— RECORD EXTRACTS —
☆ ☆ ☆ ☆

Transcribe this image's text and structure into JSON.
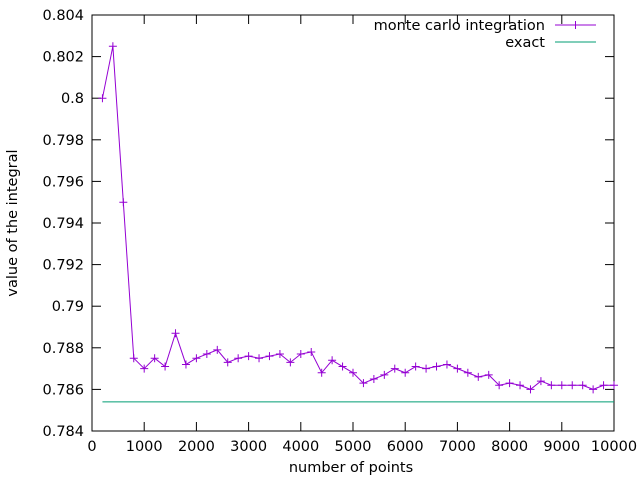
{
  "chart_data": {
    "type": "line",
    "title": "",
    "xlabel": "number of points",
    "ylabel": "value of the integral",
    "xlim": [
      0,
      10000
    ],
    "ylim": [
      0.784,
      0.804
    ],
    "x_ticks": [
      0,
      1000,
      2000,
      3000,
      4000,
      5000,
      6000,
      7000,
      8000,
      9000,
      10000
    ],
    "x_tick_labels": [
      "0",
      "1000",
      "2000",
      "3000",
      "4000",
      "5000",
      "6000",
      "7000",
      "8000",
      "9000",
      "10000"
    ],
    "y_ticks": [
      0.784,
      0.786,
      0.788,
      0.79,
      0.792,
      0.794,
      0.796,
      0.798,
      0.8,
      0.802,
      0.804
    ],
    "y_tick_labels": [
      "0.784",
      "0.786",
      "0.788",
      "0.79",
      "0.792",
      "0.794",
      "0.796",
      "0.798",
      "0.8",
      "0.802",
      "0.804"
    ],
    "grid": false,
    "legend_position": "top-right",
    "series": [
      {
        "name": "monte carlo integration",
        "color": "#9400d3",
        "marker": "plus",
        "x": [
          200,
          400,
          600,
          800,
          1000,
          1200,
          1400,
          1600,
          1800,
          2000,
          2200,
          2400,
          2600,
          2800,
          3000,
          3200,
          3400,
          3600,
          3800,
          4000,
          4200,
          4400,
          4600,
          4800,
          5000,
          5200,
          5400,
          5600,
          5800,
          6000,
          6200,
          6400,
          6600,
          6800,
          7000,
          7200,
          7400,
          7600,
          7800,
          8000,
          8200,
          8400,
          8600,
          8800,
          9000,
          9200,
          9400,
          9600,
          9800,
          10000
        ],
        "y": [
          0.8,
          0.8025,
          0.795,
          0.7875,
          0.787,
          0.7875,
          0.7871,
          0.7887,
          0.7872,
          0.7875,
          0.7877,
          0.7879,
          0.7873,
          0.7875,
          0.7876,
          0.7875,
          0.7876,
          0.7877,
          0.7873,
          0.7877,
          0.7878,
          0.7868,
          0.7874,
          0.7871,
          0.7868,
          0.7863,
          0.7865,
          0.7867,
          0.787,
          0.7868,
          0.7871,
          0.787,
          0.7871,
          0.7872,
          0.787,
          0.7868,
          0.7866,
          0.7867,
          0.7862,
          0.7863,
          0.7862,
          0.786,
          0.7864,
          0.7862,
          0.7862,
          0.7862,
          0.7862,
          0.786,
          0.7862,
          0.7862
        ]
      },
      {
        "name": "exact",
        "color": "#009e73",
        "marker": "none",
        "x": [
          200,
          10000
        ],
        "y": [
          0.785398,
          0.785398
        ]
      }
    ]
  }
}
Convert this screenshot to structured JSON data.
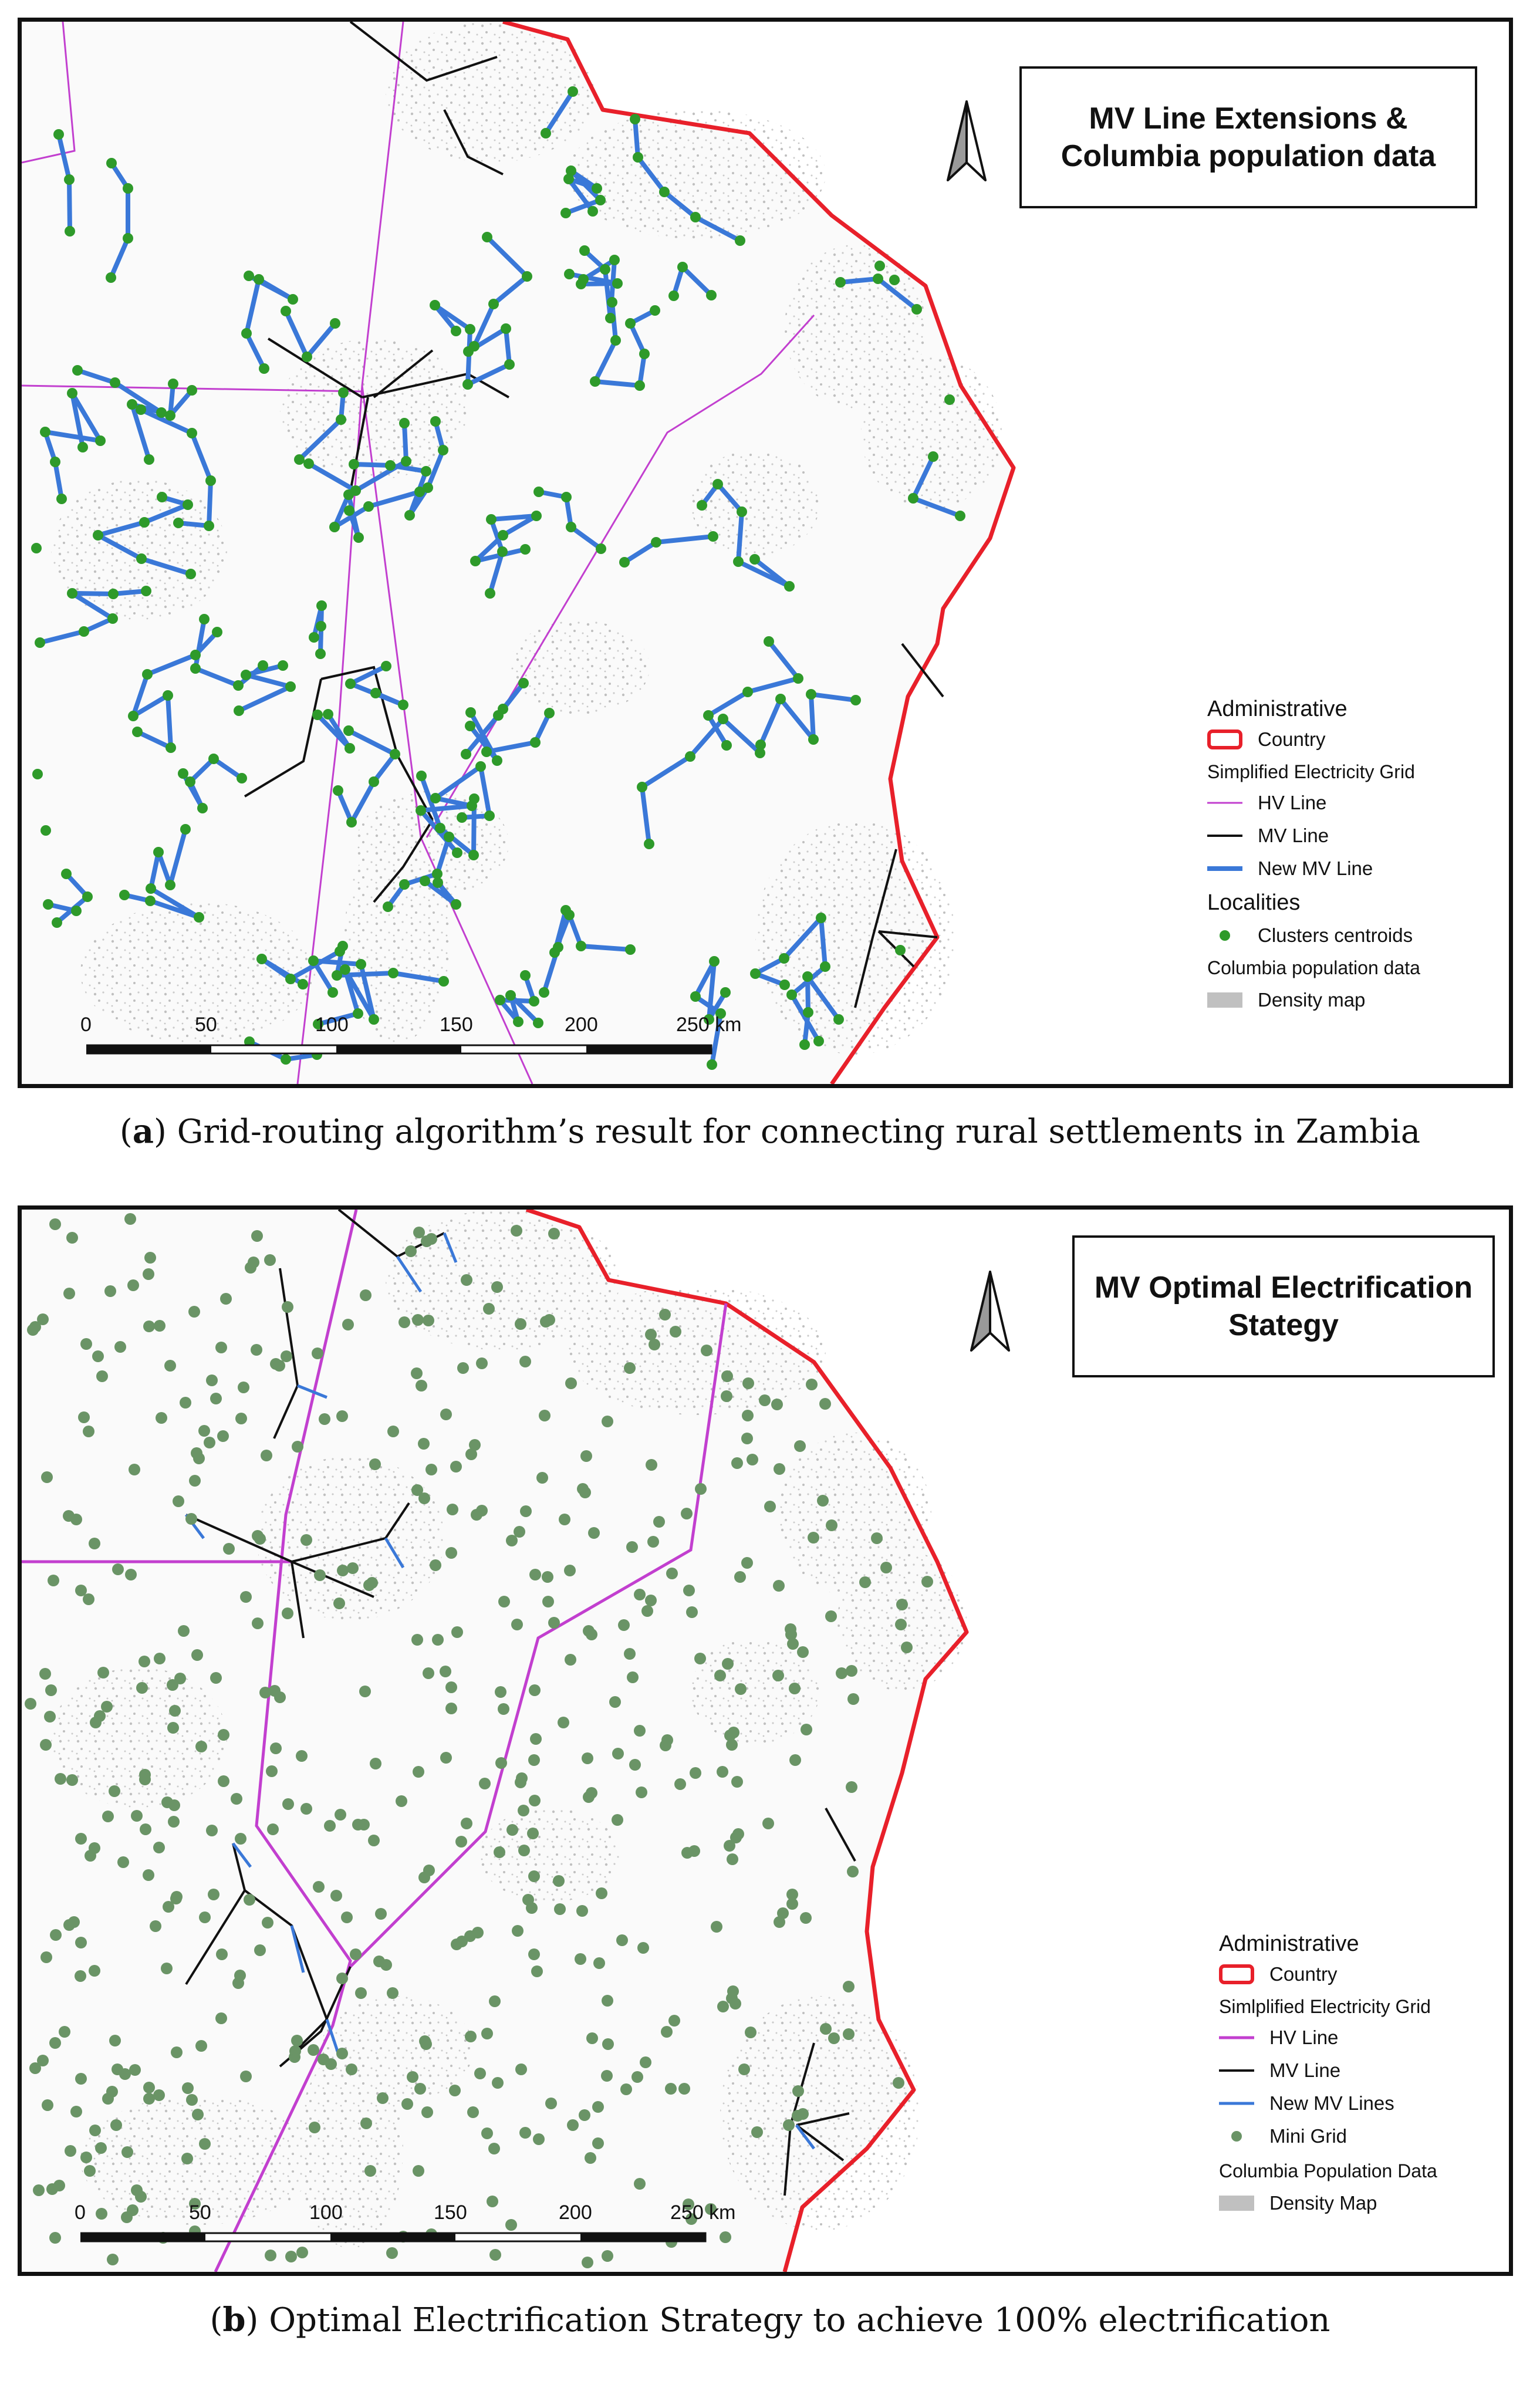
{
  "panels": [
    {
      "title_line1": "MV Line Extensions &",
      "title_line2": "Columbia population data",
      "legend": {
        "administrative": "Administrative",
        "country": "Country",
        "grid_header": "Simplified Electricity Grid",
        "hv_line": "HV Line",
        "mv_line": "MV Line",
        "new_mv_line": "New MV Line",
        "localities": "Localities",
        "clusters": "Clusters centroids",
        "pop_header": "Columbia population data",
        "density": "Density map"
      },
      "scale": {
        "ticks": [
          "0",
          "50",
          "100",
          "150",
          "200",
          "250 km"
        ]
      },
      "caption_letter": "a",
      "caption_text": "Grid-routing algorithm’s result for connecting rural settlements in Zambia"
    },
    {
      "title_line1": "MV Optimal Electrification",
      "title_line2": "Stategy",
      "legend": {
        "administrative": "Administrative",
        "country": "Country",
        "grid_header": "Simlplified Electricity Grid",
        "hv_line": "HV Line",
        "mv_line": "MV Line",
        "new_mv_line": "New MV Lines",
        "mini_grid": "Mini Grid",
        "pop_header": "Columbia Population Data",
        "density": "Density Map"
      },
      "scale": {
        "ticks": [
          "0",
          "50",
          "100",
          "150",
          "200",
          "250 km"
        ]
      },
      "caption_letter": "b",
      "caption_text": "Optimal Electrification Strategy to achieve 100% electrification"
    }
  ],
  "colors": {
    "country_border": "#e8202a",
    "hv_line": "#c23fcf",
    "mv_line": "#111111",
    "new_mv_line": "#3a78d8",
    "cluster_centroid": "#2e9a2a",
    "mini_grid": "#6a9466",
    "density": "#c0c0c0"
  },
  "icons": [
    "north-arrow-icon"
  ]
}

☆ ☆ ☆ ☆

— WORK TO DO —
In the data above, find the line with "Convert this screenshot" and repeat it and every line after it through the end, exactly; leave the pictures out.

— WRITTEN RESPONSE —
Convert this screenshot to structured JSON data.
{
  "panels": [
    {
      "title_line1": "MV Line Extensions &",
      "title_line2": "Columbia population data",
      "legend": {
        "administrative": "Administrative",
        "country": "Country",
        "grid_header": "Simplified Electricity Grid",
        "hv_line": "HV Line",
        "mv_line": "MV Line",
        "new_mv_line": "New MV Line",
        "localities": "Localities",
        "clusters": "Clusters centroids",
        "pop_header": "Columbia population data",
        "density": "Density map"
      },
      "scale": {
        "ticks": [
          "0",
          "50",
          "100",
          "150",
          "200",
          "250 km"
        ]
      },
      "caption_letter": "a",
      "caption_text": "Grid-routing algorithm’s result for connecting rural settlements in Zambia"
    },
    {
      "title_line1": "MV Optimal Electrification",
      "title_line2": "Stategy",
      "legend": {
        "administrative": "Administrative",
        "country": "Country",
        "grid_header": "Simlplified Electricity Grid",
        "hv_line": "HV Line",
        "mv_line": "MV Line",
        "new_mv_line": "New MV Lines",
        "mini_grid": "Mini Grid",
        "pop_header": "Columbia Population Data",
        "density": "Density Map"
      },
      "scale": {
        "ticks": [
          "0",
          "50",
          "100",
          "150",
          "200",
          "250 km"
        ]
      },
      "caption_letter": "b",
      "caption_text": "Optimal Electrification Strategy to achieve 100% electrification"
    }
  ],
  "colors": {
    "country_border": "#e8202a",
    "hv_line": "#c23fcf",
    "mv_line": "#111111",
    "new_mv_line": "#3a78d8",
    "cluster_centroid": "#2e9a2a",
    "mini_grid": "#6a9466",
    "density": "#c0c0c0"
  },
  "icons": [
    "north-arrow-icon"
  ]
}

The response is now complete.